PROMPT:
Can you write out the whole listing exactly?

GIVEN DATA:
====================
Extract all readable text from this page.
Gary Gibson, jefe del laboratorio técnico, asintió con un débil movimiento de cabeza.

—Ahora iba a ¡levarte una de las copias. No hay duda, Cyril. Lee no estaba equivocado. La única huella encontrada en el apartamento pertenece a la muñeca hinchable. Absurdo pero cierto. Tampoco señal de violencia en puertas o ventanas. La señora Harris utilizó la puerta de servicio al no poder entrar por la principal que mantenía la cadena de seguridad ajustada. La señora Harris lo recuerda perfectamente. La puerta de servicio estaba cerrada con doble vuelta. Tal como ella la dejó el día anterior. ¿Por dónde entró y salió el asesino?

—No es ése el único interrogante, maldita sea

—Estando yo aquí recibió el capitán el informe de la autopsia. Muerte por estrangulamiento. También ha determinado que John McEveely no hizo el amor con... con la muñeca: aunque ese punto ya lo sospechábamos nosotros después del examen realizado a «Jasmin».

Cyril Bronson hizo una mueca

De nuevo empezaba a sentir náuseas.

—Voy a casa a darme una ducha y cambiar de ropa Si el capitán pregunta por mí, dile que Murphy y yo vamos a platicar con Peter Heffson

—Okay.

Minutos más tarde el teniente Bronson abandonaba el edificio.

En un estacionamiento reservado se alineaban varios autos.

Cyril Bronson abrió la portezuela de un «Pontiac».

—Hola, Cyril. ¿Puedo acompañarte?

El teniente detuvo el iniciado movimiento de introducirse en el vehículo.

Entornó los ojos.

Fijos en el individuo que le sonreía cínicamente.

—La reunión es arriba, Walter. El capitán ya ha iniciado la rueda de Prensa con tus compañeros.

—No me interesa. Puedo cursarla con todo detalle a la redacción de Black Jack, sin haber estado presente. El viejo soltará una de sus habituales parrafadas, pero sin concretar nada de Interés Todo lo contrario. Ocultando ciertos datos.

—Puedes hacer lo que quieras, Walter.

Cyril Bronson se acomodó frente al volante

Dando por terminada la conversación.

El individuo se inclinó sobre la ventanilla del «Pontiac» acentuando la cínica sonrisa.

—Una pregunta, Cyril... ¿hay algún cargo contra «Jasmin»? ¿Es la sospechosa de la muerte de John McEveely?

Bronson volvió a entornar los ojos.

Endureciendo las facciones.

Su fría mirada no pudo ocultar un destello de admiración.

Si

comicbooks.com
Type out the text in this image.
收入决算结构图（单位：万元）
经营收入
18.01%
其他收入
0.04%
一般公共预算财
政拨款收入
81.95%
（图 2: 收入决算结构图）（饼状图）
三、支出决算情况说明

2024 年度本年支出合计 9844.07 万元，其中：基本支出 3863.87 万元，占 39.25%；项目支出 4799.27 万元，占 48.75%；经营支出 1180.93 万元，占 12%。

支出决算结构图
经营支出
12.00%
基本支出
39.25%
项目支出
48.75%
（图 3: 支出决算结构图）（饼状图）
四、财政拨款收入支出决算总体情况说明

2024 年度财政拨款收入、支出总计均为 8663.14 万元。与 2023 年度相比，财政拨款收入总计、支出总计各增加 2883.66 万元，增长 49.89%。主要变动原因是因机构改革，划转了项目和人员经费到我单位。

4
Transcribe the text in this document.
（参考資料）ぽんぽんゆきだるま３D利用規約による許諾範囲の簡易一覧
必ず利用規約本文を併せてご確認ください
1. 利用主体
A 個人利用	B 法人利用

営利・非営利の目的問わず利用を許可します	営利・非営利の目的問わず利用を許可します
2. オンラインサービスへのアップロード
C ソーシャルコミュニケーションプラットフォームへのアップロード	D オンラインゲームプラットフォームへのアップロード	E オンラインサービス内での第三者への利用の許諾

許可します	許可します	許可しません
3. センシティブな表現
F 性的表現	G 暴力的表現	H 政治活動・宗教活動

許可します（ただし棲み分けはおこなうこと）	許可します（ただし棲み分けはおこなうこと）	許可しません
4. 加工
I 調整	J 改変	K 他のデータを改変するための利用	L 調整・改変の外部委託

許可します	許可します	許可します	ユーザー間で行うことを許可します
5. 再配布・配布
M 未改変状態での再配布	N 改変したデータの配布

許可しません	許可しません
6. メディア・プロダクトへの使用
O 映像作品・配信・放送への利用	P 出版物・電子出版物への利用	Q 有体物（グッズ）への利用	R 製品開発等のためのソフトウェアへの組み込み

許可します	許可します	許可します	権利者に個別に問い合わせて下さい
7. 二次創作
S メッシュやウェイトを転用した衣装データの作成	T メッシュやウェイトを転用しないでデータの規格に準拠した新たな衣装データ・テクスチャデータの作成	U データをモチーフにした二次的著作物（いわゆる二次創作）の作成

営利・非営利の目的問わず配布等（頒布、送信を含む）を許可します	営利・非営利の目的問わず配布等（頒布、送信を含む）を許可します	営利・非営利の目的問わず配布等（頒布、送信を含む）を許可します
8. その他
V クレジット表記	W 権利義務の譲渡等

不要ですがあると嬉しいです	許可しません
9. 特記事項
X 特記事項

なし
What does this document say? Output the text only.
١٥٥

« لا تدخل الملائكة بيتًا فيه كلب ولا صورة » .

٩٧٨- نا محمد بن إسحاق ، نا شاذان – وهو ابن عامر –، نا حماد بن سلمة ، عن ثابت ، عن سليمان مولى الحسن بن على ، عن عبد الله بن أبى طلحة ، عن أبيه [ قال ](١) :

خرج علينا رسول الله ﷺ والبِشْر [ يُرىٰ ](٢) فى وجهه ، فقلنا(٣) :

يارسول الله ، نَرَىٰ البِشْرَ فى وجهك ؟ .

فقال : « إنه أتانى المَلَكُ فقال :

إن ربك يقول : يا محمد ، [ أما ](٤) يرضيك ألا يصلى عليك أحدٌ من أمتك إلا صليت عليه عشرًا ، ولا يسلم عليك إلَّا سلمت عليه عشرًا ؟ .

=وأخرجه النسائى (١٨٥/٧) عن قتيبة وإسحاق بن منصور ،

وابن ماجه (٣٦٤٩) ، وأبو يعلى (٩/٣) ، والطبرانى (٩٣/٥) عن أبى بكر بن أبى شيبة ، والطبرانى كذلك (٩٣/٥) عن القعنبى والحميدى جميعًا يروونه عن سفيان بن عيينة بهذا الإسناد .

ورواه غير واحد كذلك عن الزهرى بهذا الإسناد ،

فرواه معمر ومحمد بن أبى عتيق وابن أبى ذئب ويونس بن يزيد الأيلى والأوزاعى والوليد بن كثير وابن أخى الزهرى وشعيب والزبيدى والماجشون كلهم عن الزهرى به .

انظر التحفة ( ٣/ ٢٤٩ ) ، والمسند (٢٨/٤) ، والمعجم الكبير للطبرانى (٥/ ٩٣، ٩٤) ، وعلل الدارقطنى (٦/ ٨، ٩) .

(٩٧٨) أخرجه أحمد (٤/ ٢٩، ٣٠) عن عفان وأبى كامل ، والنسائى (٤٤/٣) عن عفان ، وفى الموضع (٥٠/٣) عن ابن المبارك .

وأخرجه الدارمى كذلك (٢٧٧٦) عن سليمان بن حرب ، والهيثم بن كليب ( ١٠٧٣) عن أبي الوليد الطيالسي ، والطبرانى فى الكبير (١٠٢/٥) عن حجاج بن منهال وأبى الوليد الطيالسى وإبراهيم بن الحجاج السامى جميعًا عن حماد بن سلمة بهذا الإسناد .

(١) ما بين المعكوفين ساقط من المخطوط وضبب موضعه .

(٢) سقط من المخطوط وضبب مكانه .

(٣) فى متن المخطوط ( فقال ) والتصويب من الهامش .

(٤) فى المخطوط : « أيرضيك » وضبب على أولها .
====================
WRITTEN SOLUTION:
Extract all readable text from this page.
Gary Gibson, jefe del laboratorio técnico, asintió con un débil movimiento de cabeza.

—Ahora iba a ¡levarte una de las copias. No hay duda, Cyril. Lee no estaba equivocado. La única huella encontrada en el apartamento pertenece a la muñeca hinchable. Absurdo pero cierto. Tampoco señal de violencia en puertas o ventanas. La señora Harris utilizó la puerta de servicio al no poder entrar por la principal que mantenía la cadena de seguridad ajustada. La señora Harris lo recuerda perfectamente. La puerta de servicio estaba cerrada con doble vuelta. Tal como ella la dejó el día anterior. ¿Por dónde entró y salió el asesino?

—No es ése el único interrogante, maldita sea

—Estando yo aquí recibió el capitán el informe de la autopsia. Muerte por estrangulamiento. También ha determinado que John McEveely no hizo el amor con... con la muñeca: aunque ese punto ya lo sospechábamos nosotros después del examen realizado a «Jasmin».

Cyril Bronson hizo una mueca

De nuevo empezaba a sentir náuseas.

—Voy a casa a darme una ducha y cambiar de ropa Si el capitán pregunta por mí, dile que Murphy y yo vamos a platicar con Peter Heffson

—Okay.

Minutos más tarde el teniente Bronson abandonaba el edificio.

En un estacionamiento reservado se alineaban varios autos.

Cyril Bronson abrió la portezuela de un «Pontiac».

—Hola, Cyril. ¿Puedo acompañarte?

El teniente detuvo el iniciado movimiento de introducirse en el vehículo.

Entornó los ojos.

Fijos en el individuo que le sonreía cínicamente.

—La reunión es arriba, Walter. El capitán ya ha iniciado la rueda de Prensa con tus compañeros.

—No me interesa. Puedo cursarla con todo detalle a la redacción de Black Jack, sin haber estado presente. El viejo soltará una de sus habituales parrafadas, pero sin concretar nada de Interés Todo lo contrario. Ocultando ciertos datos.

—Puedes hacer lo que quieras, Walter.

Cyril Bronson se acomodó frente al volante

Dando por terminada la conversación.

El individuo se inclinó sobre la ventanilla del «Pontiac» acentuando la cínica sonrisa.

—Una pregunta, Cyril... ¿hay algún cargo contra «Jasmin»? ¿Es la sospechosa de la muerte de John McEveely?

Bronson volvió a entornar los ojos.

Endureciendo las facciones.

Su fría mirada no pudo ocultar un destello de admiración.

Si

comicbooks.com
Type out the text in this image.
收入决算结构图（单位：万元）
经营收入
18.01%
其他收入
0.04%
一般公共预算财
政拨款收入
81.95%
（图 2: 收入决算结构图）（饼状图）
三、支出决算情况说明

2024 年度本年支出合计 9844.07 万元，其中：基本支出 3863.87 万元，占 39.25%；项目支出 4799.27 万元，占 48.75%；经营支出 1180.93 万元，占 12%。

支出决算结构图
经营支出
12.00%
基本支出
39.25%
项目支出
48.75%
（图 3: 支出决算结构图）（饼状图）
四、财政拨款收入支出决算总体情况说明

2024 年度财政拨款收入、支出总计均为 8663.14 万元。与 2023 年度相比，财政拨款收入总计、支出总计各增加 2883.66 万元，增长 49.89%。主要变动原因是因机构改革，划转了项目和人员经费到我单位。

4
Transcribe the text in this document.
（参考資料）ぽんぽんゆきだるま３D利用規約による許諾範囲の簡易一覧
必ず利用規約本文を併せてご確認ください
1. 利用主体
A 個人利用	B 法人利用

営利・非営利の目的問わず利用を許可します	営利・非営利の目的問わず利用を許可します
2. オンラインサービスへのアップロード
C ソーシャルコミュニケーションプラットフォームへのアップロード	D オンラインゲームプラットフォームへのアップロード	E オンラインサービス内での第三者への利用の許諾

許可します	許可します	許可しません
3. センシティブな表現
F 性的表現	G 暴力的表現	H 政治活動・宗教活動

許可します（ただし棲み分けはおこなうこと）	許可します（ただし棲み分けはおこなうこと）	許可しません
4. 加工
I 調整	J 改変	K 他のデータを改変するための利用	L 調整・改変の外部委託

許可します	許可します	許可します	ユーザー間で行うことを許可します
5. 再配布・配布
M 未改変状態での再配布	N 改変したデータの配布

許可しません	許可しません
6. メディア・プロダクトへの使用
O 映像作品・配信・放送への利用	P 出版物・電子出版物への利用	Q 有体物（グッズ）への利用	R 製品開発等のためのソフトウェアへの組み込み

許可します	許可します	許可します	権利者に個別に問い合わせて下さい
7. 二次創作
S メッシュやウェイトを転用した衣装データの作成	T メッシュやウェイトを転用しないでデータの規格に準拠した新たな衣装データ・テクスチャデータの作成	U データをモチーフにした二次的著作物（いわゆる二次創作）の作成

営利・非営利の目的問わず配布等（頒布、送信を含む）を許可します	営利・非営利の目的問わず配布等（頒布、送信を含む）を許可します	営利・非営利の目的問わず配布等（頒布、送信を含む）を許可します
8. その他
V クレジット表記	W 権利義務の譲渡等

不要ですがあると嬉しいです	許可しません
9. 特記事項
X 特記事項

なし
What does this document say? Output the text only.
١٥٥

« لا تدخل الملائكة بيتًا فيه كلب ولا صورة » .

٩٧٨- نا محمد بن إسحاق ، نا شاذان – وهو ابن عامر –، نا حماد بن سلمة ، عن ثابت ، عن سليمان مولى الحسن بن على ، عن عبد الله بن أبى طلحة ، عن أبيه [ قال ](١) :

خرج علينا رسول الله ﷺ والبِشْر [ يُرىٰ ](٢) فى وجهه ، فقلنا(٣) :

يارسول الله ، نَرَىٰ البِشْرَ فى وجهك ؟ .

فقال : « إنه أتانى المَلَكُ فقال :

إن ربك يقول : يا محمد ، [ أما ](٤) يرضيك ألا يصلى عليك أحدٌ من أمتك إلا صليت عليه عشرًا ، ولا يسلم عليك إلَّا سلمت عليه عشرًا ؟ .

=وأخرجه النسائى (١٨٥/٧) عن قتيبة وإسحاق بن منصور ،

وابن ماجه (٣٦٤٩) ، وأبو يعلى (٩/٣) ، والطبرانى (٩٣/٥) عن أبى بكر بن أبى شيبة ، والطبرانى كذلك (٩٣/٥) عن القعنبى والحميدى جميعًا يروونه عن سفيان بن عيينة بهذا الإسناد .

ورواه غير واحد كذلك عن الزهرى بهذا الإسناد ،

فرواه معمر ومحمد بن أبى عتيق وابن أبى ذئب ويونس بن يزيد الأيلى والأوزاعى والوليد بن كثير وابن أخى الزهرى وشعيب والزبيدى والماجشون كلهم عن الزهرى به .

انظر التحفة ( ٣/ ٢٤٩ ) ، والمسند (٢٨/٤) ، والمعجم الكبير للطبرانى (٥/ ٩٣، ٩٤) ، وعلل الدارقطنى (٦/ ٨، ٩) .

(٩٧٨) أخرجه أحمد (٤/ ٢٩، ٣٠) عن عفان وأبى كامل ، والنسائى (٤٤/٣) عن عفان ، وفى الموضع (٥٠/٣) عن ابن المبارك .

وأخرجه الدارمى كذلك (٢٧٧٦) عن سليمان بن حرب ، والهيثم بن كليب ( ١٠٧٣) عن أبي الوليد الطيالسي ، والطبرانى فى الكبير (١٠٢/٥) عن حجاج بن منهال وأبى الوليد الطيالسى وإبراهيم بن الحجاج السامى جميعًا عن حماد بن سلمة بهذا الإسناد .

(١) ما بين المعكوفين ساقط من المخطوط وضبب موضعه .

(٢) سقط من المخطوط وضبب مكانه .

(٣) فى متن المخطوط ( فقال ) والتصويب من الهامش .

(٤) فى المخطوط : « أيرضيك » وضبب على أولها .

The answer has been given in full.